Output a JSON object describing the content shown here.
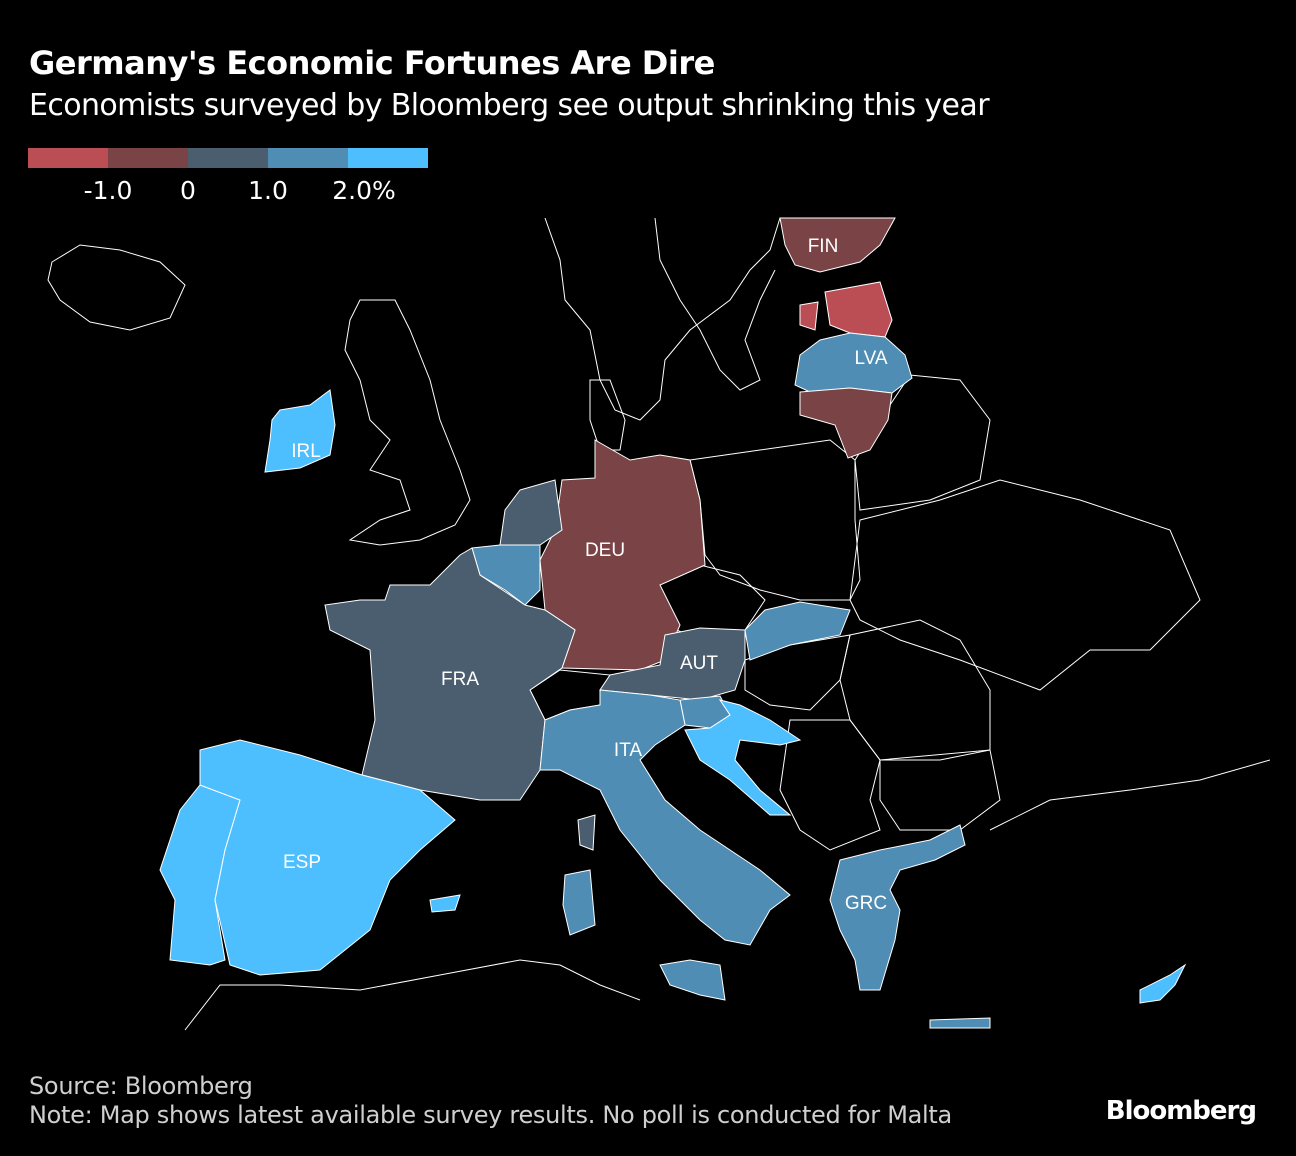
{
  "header": {
    "title": "Germany's Economic Fortunes Are Dire",
    "subtitle": "Economists surveyed by Bloomberg see output shrinking this year"
  },
  "legend": {
    "colors": [
      "#bb4e55",
      "#7a4447",
      "#4a5e70",
      "#4f8db4",
      "#4dbfff"
    ],
    "ticks": [
      "-1.0",
      "0",
      "1.0",
      "2.0%"
    ]
  },
  "map": {
    "no_data_color": "#000000",
    "border_color": "#ffffff",
    "countries": [
      {
        "code": "FIN",
        "label": "FIN",
        "bin": 1
      },
      {
        "code": "EST",
        "label": "",
        "bin": 0
      },
      {
        "code": "LVA",
        "label": "LVA",
        "bin": 3
      },
      {
        "code": "LTU",
        "label": "",
        "bin": 1
      },
      {
        "code": "IRL",
        "label": "IRL",
        "bin": 4
      },
      {
        "code": "DEU",
        "label": "DEU",
        "bin": 1
      },
      {
        "code": "NLD",
        "label": "",
        "bin": 2
      },
      {
        "code": "BEL",
        "label": "",
        "bin": 3
      },
      {
        "code": "FRA",
        "label": "FRA",
        "bin": 2
      },
      {
        "code": "ESP",
        "label": "ESP",
        "bin": 4
      },
      {
        "code": "PRT",
        "label": "",
        "bin": 4
      },
      {
        "code": "AUT",
        "label": "AUT",
        "bin": 2
      },
      {
        "code": "SVK",
        "label": "",
        "bin": 3
      },
      {
        "code": "SVN",
        "label": "",
        "bin": 3
      },
      {
        "code": "HRV",
        "label": "",
        "bin": 4
      },
      {
        "code": "ITA",
        "label": "ITA",
        "bin": 3
      },
      {
        "code": "GRC",
        "label": "GRC",
        "bin": 3
      },
      {
        "code": "CYP",
        "label": "",
        "bin": 4
      }
    ]
  },
  "footer": {
    "source": "Source: Bloomberg",
    "note": "Note: Map shows latest available survey results. No poll is conducted for Malta",
    "logo": "Bloomberg"
  }
}
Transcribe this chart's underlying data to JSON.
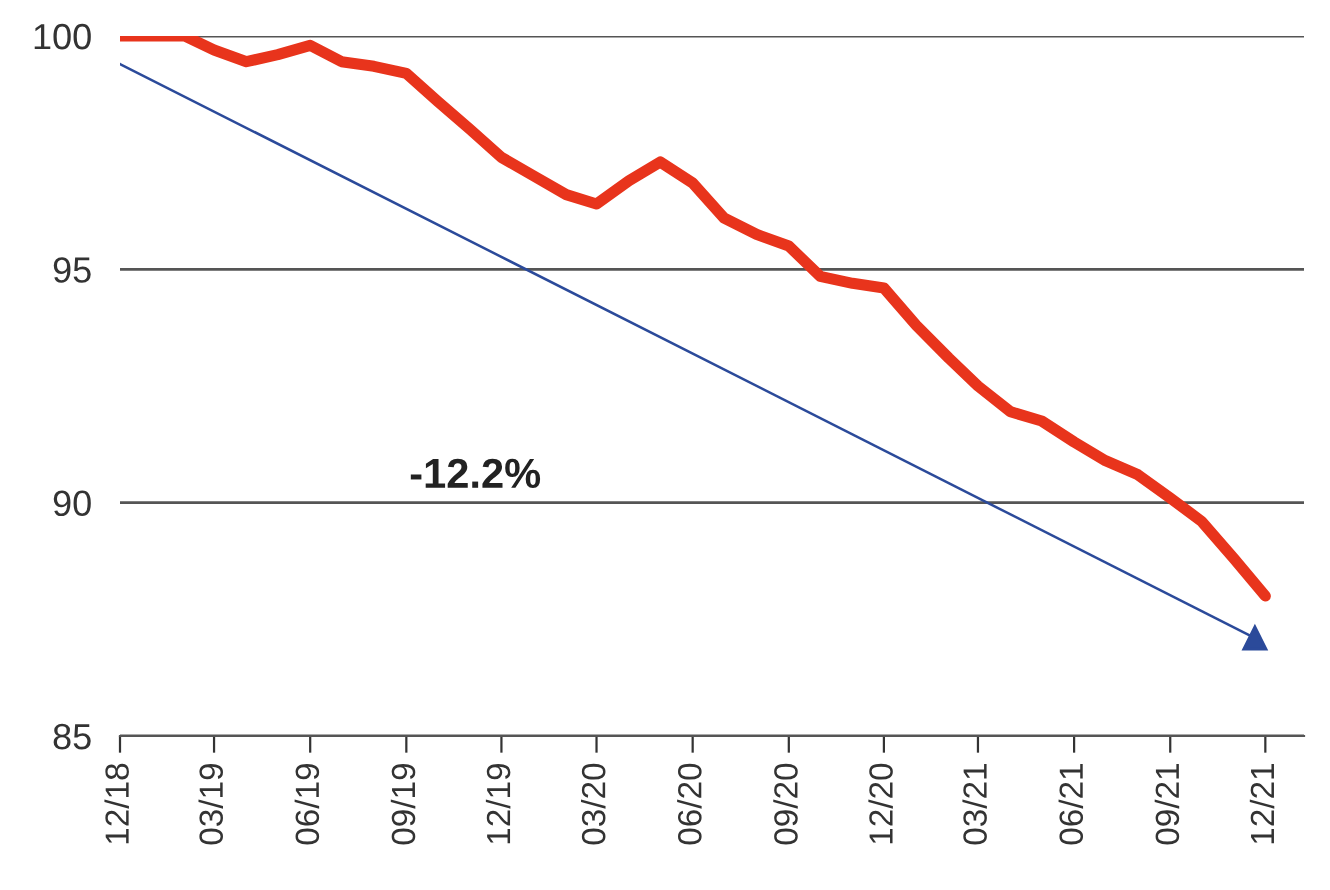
{
  "chart_data": {
    "type": "line",
    "x": [
      "2018-12",
      "2019-01",
      "2019-02",
      "2019-03",
      "2019-04",
      "2019-05",
      "2019-06",
      "2019-07",
      "2019-08",
      "2019-09",
      "2019-10",
      "2019-11",
      "2019-12",
      "2020-01",
      "2020-02",
      "2020-03",
      "2020-04",
      "2020-05",
      "2020-06",
      "2020-07",
      "2020-08",
      "2020-09",
      "2020-10",
      "2020-11",
      "2020-12",
      "2021-01",
      "2021-02",
      "2021-03",
      "2021-04",
      "2021-05",
      "2021-06",
      "2021-07",
      "2021-08",
      "2021-09",
      "2021-10",
      "2021-11",
      "2021-12"
    ],
    "series": [
      {
        "color": "#e8341c",
        "values": [
          100,
          100,
          100,
          99.7,
          99.45,
          99.6,
          99.8,
          99.45,
          99.35,
          99.2,
          98.6,
          98.0,
          97.4,
          97.0,
          96.6,
          96.4,
          96.9,
          97.3,
          96.85,
          96.1,
          95.75,
          95.5,
          94.85,
          94.7,
          94.6,
          93.8,
          93.1,
          92.5,
          91.95,
          91.75,
          91.3,
          90.9,
          90.6,
          90.1,
          89.6,
          88.8,
          88.0
        ]
      },
      {
        "type": "line",
        "color": "#2b4a9a",
        "x": [
          "2018-12-01",
          "2021-11-21"
        ],
        "values": [
          99.4,
          87.1
        ],
        "marker": "triangle"
      }
    ],
    "ylim": [
      85,
      100
    ],
    "yticks": [
      85,
      90,
      95,
      100
    ],
    "xlim": [
      "2018-12-01",
      "2022-01-07"
    ],
    "xticks": [
      {
        "value": "2018-12",
        "label": "12/18"
      },
      {
        "value": "2019-03",
        "label": "03/19"
      },
      {
        "value": "2019-06",
        "label": "06/19"
      },
      {
        "value": "2019-09",
        "label": "09/19"
      },
      {
        "value": "2019-12",
        "label": "12/19"
      },
      {
        "value": "2020-03",
        "label": "03/20"
      },
      {
        "value": "2020-06",
        "label": "06/20"
      },
      {
        "value": "2020-09",
        "label": "09/20"
      },
      {
        "value": "2020-12",
        "label": "12/20"
      },
      {
        "value": "2021-03",
        "label": "03/21"
      },
      {
        "value": "2021-06",
        "label": "06/21"
      },
      {
        "value": "2021-09",
        "label": "09/21"
      },
      {
        "value": "2021-12",
        "label": "12/21"
      }
    ],
    "grid": "y",
    "annotations": [
      "-12.2%"
    ]
  }
}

Problem
Transcribe the records word for word and include no pictures.

Task result
Output a JSON object describing the content shown here.
{
  "header": {
    "title": "Germany's Economic Fortunes Are Dire",
    "subtitle": "Economists surveyed by Bloomberg see output shrinking this year"
  },
  "legend": {
    "colors": [
      "#bb4e55",
      "#7a4447",
      "#4a5e70",
      "#4f8db4",
      "#4dbfff"
    ],
    "ticks": [
      "-1.0",
      "0",
      "1.0",
      "2.0%"
    ]
  },
  "map": {
    "no_data_color": "#000000",
    "border_color": "#ffffff",
    "countries": [
      {
        "code": "FIN",
        "label": "FIN",
        "bin": 1
      },
      {
        "code": "EST",
        "label": "",
        "bin": 0
      },
      {
        "code": "LVA",
        "label": "LVA",
        "bin": 3
      },
      {
        "code": "LTU",
        "label": "",
        "bin": 1
      },
      {
        "code": "IRL",
        "label": "IRL",
        "bin": 4
      },
      {
        "code": "DEU",
        "label": "DEU",
        "bin": 1
      },
      {
        "code": "NLD",
        "label": "",
        "bin": 2
      },
      {
        "code": "BEL",
        "label": "",
        "bin": 3
      },
      {
        "code": "FRA",
        "label": "FRA",
        "bin": 2
      },
      {
        "code": "ESP",
        "label": "ESP",
        "bin": 4
      },
      {
        "code": "PRT",
        "label": "",
        "bin": 4
      },
      {
        "code": "AUT",
        "label": "AUT",
        "bin": 2
      },
      {
        "code": "SVK",
        "label": "",
        "bin": 3
      },
      {
        "code": "SVN",
        "label": "",
        "bin": 3
      },
      {
        "code": "HRV",
        "label": "",
        "bin": 4
      },
      {
        "code": "ITA",
        "label": "ITA",
        "bin": 3
      },
      {
        "code": "GRC",
        "label": "GRC",
        "bin": 3
      },
      {
        "code": "CYP",
        "label": "",
        "bin": 4
      }
    ]
  },
  "footer": {
    "source": "Source: Bloomberg",
    "note": "Note: Map shows latest available survey results. No poll is conducted for Malta",
    "logo": "Bloomberg"
  }
}
Transcribe this chart's underlying data to JSON.
{
  "chart_data": {
    "type": "line",
    "x": [
      "2018-12",
      "2019-01",
      "2019-02",
      "2019-03",
      "2019-04",
      "2019-05",
      "2019-06",
      "2019-07",
      "2019-08",
      "2019-09",
      "2019-10",
      "2019-11",
      "2019-12",
      "2020-01",
      "2020-02",
      "2020-03",
      "2020-04",
      "2020-05",
      "2020-06",
      "2020-07",
      "2020-08",
      "2020-09",
      "2020-10",
      "2020-11",
      "2020-12",
      "2021-01",
      "2021-02",
      "2021-03",
      "2021-04",
      "2021-05",
      "2021-06",
      "2021-07",
      "2021-08",
      "2021-09",
      "2021-10",
      "2021-11",
      "2021-12"
    ],
    "series": [
      {
        "color": "#e8341c",
        "values": [
          100,
          100,
          100,
          99.7,
          99.45,
          99.6,
          99.8,
          99.45,
          99.35,
          99.2,
          98.6,
          98.0,
          97.4,
          97.0,
          96.6,
          96.4,
          96.9,
          97.3,
          96.85,
          96.1,
          95.75,
          95.5,
          94.85,
          94.7,
          94.6,
          93.8,
          93.1,
          92.5,
          91.95,
          91.75,
          91.3,
          90.9,
          90.6,
          90.1,
          89.6,
          88.8,
          88.0
        ]
      },
      {
        "type": "line",
        "color": "#2b4a9a",
        "x": [
          "2018-12-01",
          "2021-11-21"
        ],
        "values": [
          99.4,
          87.1
        ],
        "marker": "triangle"
      }
    ],
    "ylim": [
      85,
      100
    ],
    "yticks": [
      85,
      90,
      95,
      100
    ],
    "xlim": [
      "2018-12-01",
      "2022-01-07"
    ],
    "xticks": [
      {
        "value": "2018-12",
        "label": "12/18"
      },
      {
        "value": "2019-03",
        "label": "03/19"
      },
      {
        "value": "2019-06",
        "label": "06/19"
      },
      {
        "value": "2019-09",
        "label": "09/19"
      },
      {
        "value": "2019-12",
        "label": "12/19"
      },
      {
        "value": "2020-03",
        "label": "03/20"
      },
      {
        "value": "2020-06",
        "label": "06/20"
      },
      {
        "value": "2020-09",
        "label": "09/20"
      },
      {
        "value": "2020-12",
        "label": "12/20"
      },
      {
        "value": "2021-03",
        "label": "03/21"
      },
      {
        "value": "2021-06",
        "label": "06/21"
      },
      {
        "value": "2021-09",
        "label": "09/21"
      },
      {
        "value": "2021-12",
        "label": "12/21"
      }
    ],
    "grid": "y",
    "annotations": [
      "-12.2%"
    ]
  }
}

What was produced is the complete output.